[Start Task material]

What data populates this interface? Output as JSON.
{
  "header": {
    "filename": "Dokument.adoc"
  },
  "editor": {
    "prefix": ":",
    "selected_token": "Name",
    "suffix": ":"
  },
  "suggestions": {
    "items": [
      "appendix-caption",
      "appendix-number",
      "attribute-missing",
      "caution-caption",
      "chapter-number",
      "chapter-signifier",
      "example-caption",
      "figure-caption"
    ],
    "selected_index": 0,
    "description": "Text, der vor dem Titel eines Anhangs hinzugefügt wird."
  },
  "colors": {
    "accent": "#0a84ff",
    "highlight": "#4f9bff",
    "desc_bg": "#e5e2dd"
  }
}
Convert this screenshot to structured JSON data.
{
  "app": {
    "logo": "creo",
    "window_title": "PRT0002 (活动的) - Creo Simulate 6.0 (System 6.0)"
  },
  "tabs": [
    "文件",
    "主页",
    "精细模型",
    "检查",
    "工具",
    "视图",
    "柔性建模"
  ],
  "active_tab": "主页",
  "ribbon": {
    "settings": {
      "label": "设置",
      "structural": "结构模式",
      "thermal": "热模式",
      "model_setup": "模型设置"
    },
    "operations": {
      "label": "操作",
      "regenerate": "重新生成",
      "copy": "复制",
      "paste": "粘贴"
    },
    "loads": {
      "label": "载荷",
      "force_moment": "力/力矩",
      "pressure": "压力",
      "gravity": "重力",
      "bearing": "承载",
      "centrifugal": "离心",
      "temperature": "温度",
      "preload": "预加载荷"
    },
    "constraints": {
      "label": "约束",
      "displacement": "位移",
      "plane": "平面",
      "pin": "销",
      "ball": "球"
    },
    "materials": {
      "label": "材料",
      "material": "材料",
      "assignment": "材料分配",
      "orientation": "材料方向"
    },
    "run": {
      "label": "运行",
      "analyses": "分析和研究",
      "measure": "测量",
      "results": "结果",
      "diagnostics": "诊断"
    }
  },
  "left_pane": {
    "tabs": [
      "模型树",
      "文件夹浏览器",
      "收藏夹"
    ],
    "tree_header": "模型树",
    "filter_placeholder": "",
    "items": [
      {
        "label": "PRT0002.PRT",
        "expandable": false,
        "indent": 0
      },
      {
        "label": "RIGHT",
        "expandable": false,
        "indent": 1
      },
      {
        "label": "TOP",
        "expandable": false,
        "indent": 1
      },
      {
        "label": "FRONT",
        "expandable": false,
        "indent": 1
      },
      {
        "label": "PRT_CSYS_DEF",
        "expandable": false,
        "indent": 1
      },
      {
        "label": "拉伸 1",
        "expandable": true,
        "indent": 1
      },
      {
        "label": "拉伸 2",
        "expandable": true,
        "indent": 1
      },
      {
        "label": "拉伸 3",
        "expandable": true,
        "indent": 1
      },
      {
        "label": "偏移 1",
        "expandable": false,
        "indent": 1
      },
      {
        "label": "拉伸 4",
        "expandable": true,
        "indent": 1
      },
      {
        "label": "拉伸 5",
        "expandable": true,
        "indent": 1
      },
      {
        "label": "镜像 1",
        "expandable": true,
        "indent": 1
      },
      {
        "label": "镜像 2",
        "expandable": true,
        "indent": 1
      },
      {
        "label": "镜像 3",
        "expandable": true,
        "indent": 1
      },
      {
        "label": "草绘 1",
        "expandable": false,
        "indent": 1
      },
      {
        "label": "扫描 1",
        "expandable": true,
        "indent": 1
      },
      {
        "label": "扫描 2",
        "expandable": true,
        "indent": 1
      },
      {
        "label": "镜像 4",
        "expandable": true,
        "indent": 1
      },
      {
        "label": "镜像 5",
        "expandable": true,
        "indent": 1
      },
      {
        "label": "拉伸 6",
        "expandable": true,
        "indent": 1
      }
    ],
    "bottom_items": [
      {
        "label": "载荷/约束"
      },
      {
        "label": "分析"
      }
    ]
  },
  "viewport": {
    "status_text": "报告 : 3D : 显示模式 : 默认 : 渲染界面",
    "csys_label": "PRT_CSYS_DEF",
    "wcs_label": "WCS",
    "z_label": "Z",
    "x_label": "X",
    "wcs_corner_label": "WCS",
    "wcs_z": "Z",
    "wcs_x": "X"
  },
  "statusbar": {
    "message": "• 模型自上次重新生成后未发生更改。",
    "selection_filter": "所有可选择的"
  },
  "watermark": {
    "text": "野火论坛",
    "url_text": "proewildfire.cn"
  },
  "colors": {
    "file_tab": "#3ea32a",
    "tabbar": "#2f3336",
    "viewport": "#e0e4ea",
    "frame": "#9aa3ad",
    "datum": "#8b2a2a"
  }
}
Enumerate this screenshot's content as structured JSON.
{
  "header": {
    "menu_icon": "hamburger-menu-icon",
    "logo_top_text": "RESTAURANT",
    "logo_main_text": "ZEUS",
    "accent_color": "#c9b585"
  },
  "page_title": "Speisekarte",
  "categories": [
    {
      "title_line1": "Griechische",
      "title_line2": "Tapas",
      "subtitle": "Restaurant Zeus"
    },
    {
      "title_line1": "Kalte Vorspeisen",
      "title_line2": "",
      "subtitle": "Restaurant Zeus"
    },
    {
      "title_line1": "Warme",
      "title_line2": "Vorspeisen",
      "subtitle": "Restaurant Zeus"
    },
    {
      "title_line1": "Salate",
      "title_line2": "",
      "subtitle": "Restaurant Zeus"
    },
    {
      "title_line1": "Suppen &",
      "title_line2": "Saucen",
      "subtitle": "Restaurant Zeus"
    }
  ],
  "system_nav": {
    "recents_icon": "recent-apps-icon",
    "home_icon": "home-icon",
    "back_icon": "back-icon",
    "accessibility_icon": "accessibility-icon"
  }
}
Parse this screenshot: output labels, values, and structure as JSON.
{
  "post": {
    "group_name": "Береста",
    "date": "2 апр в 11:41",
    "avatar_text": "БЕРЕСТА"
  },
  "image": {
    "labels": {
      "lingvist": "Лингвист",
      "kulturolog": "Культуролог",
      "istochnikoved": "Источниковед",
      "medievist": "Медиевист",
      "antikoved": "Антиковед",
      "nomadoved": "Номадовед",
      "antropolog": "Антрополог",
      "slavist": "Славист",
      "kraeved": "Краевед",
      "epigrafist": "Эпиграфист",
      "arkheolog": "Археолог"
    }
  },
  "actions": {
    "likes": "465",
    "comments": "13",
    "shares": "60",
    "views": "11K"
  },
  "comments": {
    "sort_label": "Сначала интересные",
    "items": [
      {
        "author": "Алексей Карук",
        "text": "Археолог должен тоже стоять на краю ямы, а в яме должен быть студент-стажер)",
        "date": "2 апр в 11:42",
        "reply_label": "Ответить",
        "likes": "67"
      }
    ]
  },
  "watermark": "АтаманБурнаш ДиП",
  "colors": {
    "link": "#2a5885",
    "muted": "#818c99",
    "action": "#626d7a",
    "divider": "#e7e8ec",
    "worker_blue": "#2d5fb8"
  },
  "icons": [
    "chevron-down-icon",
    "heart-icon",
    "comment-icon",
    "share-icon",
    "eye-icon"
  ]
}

[End Task material]

Every entry should be output exactly as written, please.

What data populates this interface? Output as JSON.
{
  "header": {
    "filename": "Dokument.adoc"
  },
  "editor": {
    "prefix": ":",
    "selected_token": "Name",
    "suffix": ":"
  },
  "suggestions": {
    "items": [
      "appendix-caption",
      "appendix-number",
      "attribute-missing",
      "caution-caption",
      "chapter-number",
      "chapter-signifier",
      "example-caption",
      "figure-caption"
    ],
    "selected_index": 0,
    "description": "Text, der vor dem Titel eines Anhangs hinzugefügt wird."
  },
  "colors": {
    "accent": "#0a84ff",
    "highlight": "#4f9bff",
    "desc_bg": "#e5e2dd"
  }
}
Convert this screenshot to structured JSON data.
{
  "app": {
    "logo": "creo",
    "window_title": "PRT0002 (活动的) - Creo Simulate 6.0 (System 6.0)"
  },
  "tabs": [
    "文件",
    "主页",
    "精细模型",
    "检查",
    "工具",
    "视图",
    "柔性建模"
  ],
  "active_tab": "主页",
  "ribbon": {
    "settings": {
      "label": "设置",
      "structural": "结构模式",
      "thermal": "热模式",
      "model_setup": "模型设置"
    },
    "operations": {
      "label": "操作",
      "regenerate": "重新生成",
      "copy": "复制",
      "paste": "粘贴"
    },
    "loads": {
      "label": "载荷",
      "force_moment": "力/力矩",
      "pressure": "压力",
      "gravity": "重力",
      "bearing": "承载",
      "centrifugal": "离心",
      "temperature": "温度",
      "preload": "预加载荷"
    },
    "constraints": {
      "label": "约束",
      "displacement": "位移",
      "plane": "平面",
      "pin": "销",
      "ball": "球"
    },
    "materials": {
      "label": "材料",
      "material": "材料",
      "assignment": "材料分配",
      "orientation": "材料方向"
    },
    "run": {
      "label": "运行",
      "analyses": "分析和研究",
      "measure": "测量",
      "results": "结果",
      "diagnostics": "诊断"
    }
  },
  "left_pane": {
    "tabs": [
      "模型树",
      "文件夹浏览器",
      "收藏夹"
    ],
    "tree_header": "模型树",
    "filter_placeholder": "",
    "items": [
      {
        "label": "PRT0002.PRT",
        "expandable": false,
        "indent": 0
      },
      {
        "label": "RIGHT",
        "expandable": false,
        "indent": 1
      },
      {
        "label": "TOP",
        "expandable": false,
        "indent": 1
      },
      {
        "label": "FRONT",
        "expandable": false,
        "indent": 1
      },
      {
        "label": "PRT_CSYS_DEF",
        "expandable": false,
        "indent": 1
      },
      {
        "label": "拉伸 1",
        "expandable": true,
        "indent": 1
      },
      {
        "label": "拉伸 2",
        "expandable": true,
        "indent": 1
      },
      {
        "label": "拉伸 3",
        "expandable": true,
        "indent": 1
      },
      {
        "label": "偏移 1",
        "expandable": false,
        "indent": 1
      },
      {
        "label": "拉伸 4",
        "expandable": true,
        "indent": 1
      },
      {
        "label": "拉伸 5",
        "expandable": true,
        "indent": 1
      },
      {
        "label": "镜像 1",
        "expandable": true,
        "indent": 1
      },
      {
        "label": "镜像 2",
        "expandable": true,
        "indent": 1
      },
      {
        "label": "镜像 3",
        "expandable": true,
        "indent": 1
      },
      {
        "label": "草绘 1",
        "expandable": false,
        "indent": 1
      },
      {
        "label": "扫描 1",
        "expandable": true,
        "indent": 1
      },
      {
        "label": "扫描 2",
        "expandable": true,
        "indent": 1
      },
      {
        "label": "镜像 4",
        "expandable": true,
        "indent": 1
      },
      {
        "label": "镜像 5",
        "expandable": true,
        "indent": 1
      },
      {
        "label": "拉伸 6",
        "expandable": true,
        "indent": 1
      }
    ],
    "bottom_items": [
      {
        "label": "载荷/约束"
      },
      {
        "label": "分析"
      }
    ]
  },
  "viewport": {
    "status_text": "报告 : 3D : 显示模式 : 默认 : 渲染界面",
    "csys_label": "PRT_CSYS_DEF",
    "wcs_label": "WCS",
    "z_label": "Z",
    "x_label": "X",
    "wcs_corner_label": "WCS",
    "wcs_z": "Z",
    "wcs_x": "X"
  },
  "statusbar": {
    "message": "• 模型自上次重新生成后未发生更改。",
    "selection_filter": "所有可选择的"
  },
  "watermark": {
    "text": "野火论坛",
    "url_text": "proewildfire.cn"
  },
  "colors": {
    "file_tab": "#3ea32a",
    "tabbar": "#2f3336",
    "viewport": "#e0e4ea",
    "frame": "#9aa3ad",
    "datum": "#8b2a2a"
  }
}
Enumerate this screenshot's content as structured JSON.
{
  "header": {
    "menu_icon": "hamburger-menu-icon",
    "logo_top_text": "RESTAURANT",
    "logo_main_text": "ZEUS",
    "accent_color": "#c9b585"
  },
  "page_title": "Speisekarte",
  "categories": [
    {
      "title_line1": "Griechische",
      "title_line2": "Tapas",
      "subtitle": "Restaurant Zeus"
    },
    {
      "title_line1": "Kalte Vorspeisen",
      "title_line2": "",
      "subtitle": "Restaurant Zeus"
    },
    {
      "title_line1": "Warme",
      "title_line2": "Vorspeisen",
      "subtitle": "Restaurant Zeus"
    },
    {
      "title_line1": "Salate",
      "title_line2": "",
      "subtitle": "Restaurant Zeus"
    },
    {
      "title_line1": "Suppen &",
      "title_line2": "Saucen",
      "subtitle": "Restaurant Zeus"
    }
  ],
  "system_nav": {
    "recents_icon": "recent-apps-icon",
    "home_icon": "home-icon",
    "back_icon": "back-icon",
    "accessibility_icon": "accessibility-icon"
  }
}
Parse this screenshot: output labels, values, and structure as JSON.
{
  "post": {
    "group_name": "Береста",
    "date": "2 апр в 11:41",
    "avatar_text": "БЕРЕСТА"
  },
  "image": {
    "labels": {
      "lingvist": "Лингвист",
      "kulturolog": "Культуролог",
      "istochnikoved": "Источниковед",
      "medievist": "Медиевист",
      "antikoved": "Антиковед",
      "nomadoved": "Номадовед",
      "antropolog": "Антрополог",
      "slavist": "Славист",
      "kraeved": "Краевед",
      "epigrafist": "Эпиграфист",
      "arkheolog": "Археолог"
    }
  },
  "actions": {
    "likes": "465",
    "comments": "13",
    "shares": "60",
    "views": "11K"
  },
  "comments": {
    "sort_label": "Сначала интересные",
    "items": [
      {
        "author": "Алексей Карук",
        "text": "Археолог должен тоже стоять на краю ямы, а в яме должен быть студент-стажер)",
        "date": "2 апр в 11:42",
        "reply_label": "Ответить",
        "likes": "67"
      }
    ]
  },
  "watermark": "АтаманБурнаш ДиП",
  "colors": {
    "link": "#2a5885",
    "muted": "#818c99",
    "action": "#626d7a",
    "divider": "#e7e8ec",
    "worker_blue": "#2d5fb8"
  },
  "icons": [
    "chevron-down-icon",
    "heart-icon",
    "comment-icon",
    "share-icon",
    "eye-icon"
  ]
}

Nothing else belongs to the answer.